┌─ Records shown

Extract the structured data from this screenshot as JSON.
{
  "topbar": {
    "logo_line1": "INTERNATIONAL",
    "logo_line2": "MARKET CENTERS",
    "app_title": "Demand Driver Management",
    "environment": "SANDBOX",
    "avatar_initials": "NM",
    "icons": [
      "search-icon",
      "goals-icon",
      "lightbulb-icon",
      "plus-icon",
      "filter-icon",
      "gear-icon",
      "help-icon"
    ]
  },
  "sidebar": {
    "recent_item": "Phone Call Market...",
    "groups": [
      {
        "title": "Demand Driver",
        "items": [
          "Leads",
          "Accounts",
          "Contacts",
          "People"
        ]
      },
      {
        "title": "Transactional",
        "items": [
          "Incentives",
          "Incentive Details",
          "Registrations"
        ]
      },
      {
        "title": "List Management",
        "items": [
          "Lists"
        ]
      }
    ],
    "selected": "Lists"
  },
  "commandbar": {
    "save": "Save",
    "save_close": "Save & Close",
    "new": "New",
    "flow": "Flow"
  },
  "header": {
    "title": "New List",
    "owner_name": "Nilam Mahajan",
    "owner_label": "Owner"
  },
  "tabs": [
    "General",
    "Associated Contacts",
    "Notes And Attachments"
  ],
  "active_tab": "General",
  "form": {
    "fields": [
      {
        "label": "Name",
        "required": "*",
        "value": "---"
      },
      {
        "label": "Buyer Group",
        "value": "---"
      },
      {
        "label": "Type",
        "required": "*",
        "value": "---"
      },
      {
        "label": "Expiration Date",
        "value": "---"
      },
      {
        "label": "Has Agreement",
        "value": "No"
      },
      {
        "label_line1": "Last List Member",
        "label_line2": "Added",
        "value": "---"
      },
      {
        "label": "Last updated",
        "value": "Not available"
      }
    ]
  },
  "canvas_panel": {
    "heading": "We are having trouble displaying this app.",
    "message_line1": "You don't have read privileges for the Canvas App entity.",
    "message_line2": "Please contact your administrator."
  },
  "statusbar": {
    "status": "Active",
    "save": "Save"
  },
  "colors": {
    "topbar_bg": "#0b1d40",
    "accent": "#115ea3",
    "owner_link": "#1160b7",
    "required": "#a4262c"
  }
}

└─

What is expected: Identify lines with the string "Save". Copy each one.

Complete output:
    "save": "Save",
    "save_close": "Save & Close",
    "save": "Save"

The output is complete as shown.